Problem statement: Look through the records that follow. Copy every line containing the word "Strongly".

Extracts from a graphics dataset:

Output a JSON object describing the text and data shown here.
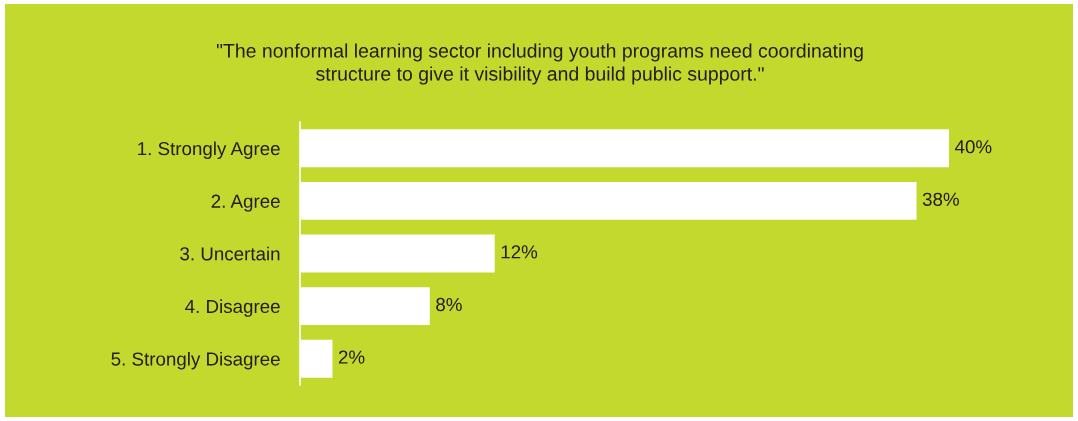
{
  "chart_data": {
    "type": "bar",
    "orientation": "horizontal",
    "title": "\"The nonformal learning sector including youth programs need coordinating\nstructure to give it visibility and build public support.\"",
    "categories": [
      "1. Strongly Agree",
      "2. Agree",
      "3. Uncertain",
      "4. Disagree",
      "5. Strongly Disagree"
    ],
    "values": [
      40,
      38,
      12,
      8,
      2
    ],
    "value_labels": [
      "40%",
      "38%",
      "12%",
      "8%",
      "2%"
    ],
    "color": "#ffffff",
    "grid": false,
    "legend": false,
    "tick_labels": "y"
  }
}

Solution for this problem:
      "1. Strongly Agree",
      "5. Strongly Disagree"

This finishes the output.